[Stored records]
+ + + + + + +

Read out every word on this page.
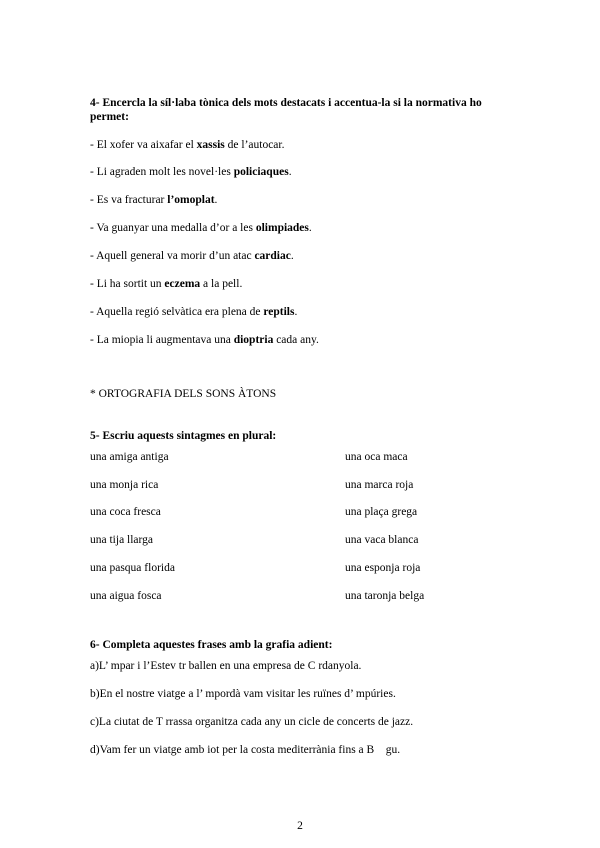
4- Encercla la síl·laba tònica dels mots destacats i accentua-la si la normativa ho permet:
- El xofer va aixafar el xassis de l’autocar.
- Li agraden molt les novel·les policiaques.
- Es va fracturar l’omoplat.
- Va guanyar una medalla d’or a les olimpiades.
- Aquell general va morir d’un atac cardiac.
- Li ha sortit un eczema a la pell.
- Aquella regió selvàtica era plena de reptils.
- La miopia li augmentava una dioptria cada any.
* ORTOGRAFIA DELS SONS ÀTONS
5- Escriu aquests sintagmes en plural:
una amiga antiga
una monja rica
una coca fresca
una tija llarga
una pasqua florida
una aigua fosca
una oca maca
una marca roja
una plaça grega
una vaca blanca
una esponja roja
una taronja belga
6- Completa aquestes frases amb la grafia adient:
a)L’ mpar i l’Estev tr ballen en una empresa de C rdanyola.
b)En el nostre viatge a l’ mpordà vam visitar les ruïnes d’ mpúries.
c)La ciutat de T rrassa organitza cada any un cicle de concerts de jazz.
d)Vam fer un viatge amb iot per la costa mediterrània fins a B    gu.
2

+ + + + + + +

= Exercise details =
The pictures should not appear in the copy; every other part of the records above must be returned exactly.

= Solved problem =
Read out every word on this page.
4- Encercla la síl·laba tònica dels mots destacats i accentua-la si la normativa ho permet:
- El xofer va aixafar el xassis de l’autocar.
- Li agraden molt les novel·les policiaques.
- Es va fracturar l’omoplat.
- Va guanyar una medalla d’or a les olimpiades.
- Aquell general va morir d’un atac cardiac.
- Li ha sortit un eczema a la pell.
- Aquella regió selvàtica era plena de reptils.
- La miopia li augmentava una dioptria cada any.
* ORTOGRAFIA DELS SONS ÀTONS
5- Escriu aquests sintagmes en plural:
una amiga antiga
una monja rica
una coca fresca
una tija llarga
una pasqua florida
una aigua fosca
una oca maca
una marca roja
una plaça grega
una vaca blanca
una esponja roja
una taronja belga
6- Completa aquestes frases amb la grafia adient:
a)L’ mpar i l’Estev tr ballen en una empresa de C rdanyola.
b)En el nostre viatge a l’ mpordà vam visitar les ruïnes d’ mpúries.
c)La ciutat de T rrassa organitza cada any un cicle de concerts de jazz.
d)Vam fer un viatge amb iot per la costa mediterrània fins a B    gu.
2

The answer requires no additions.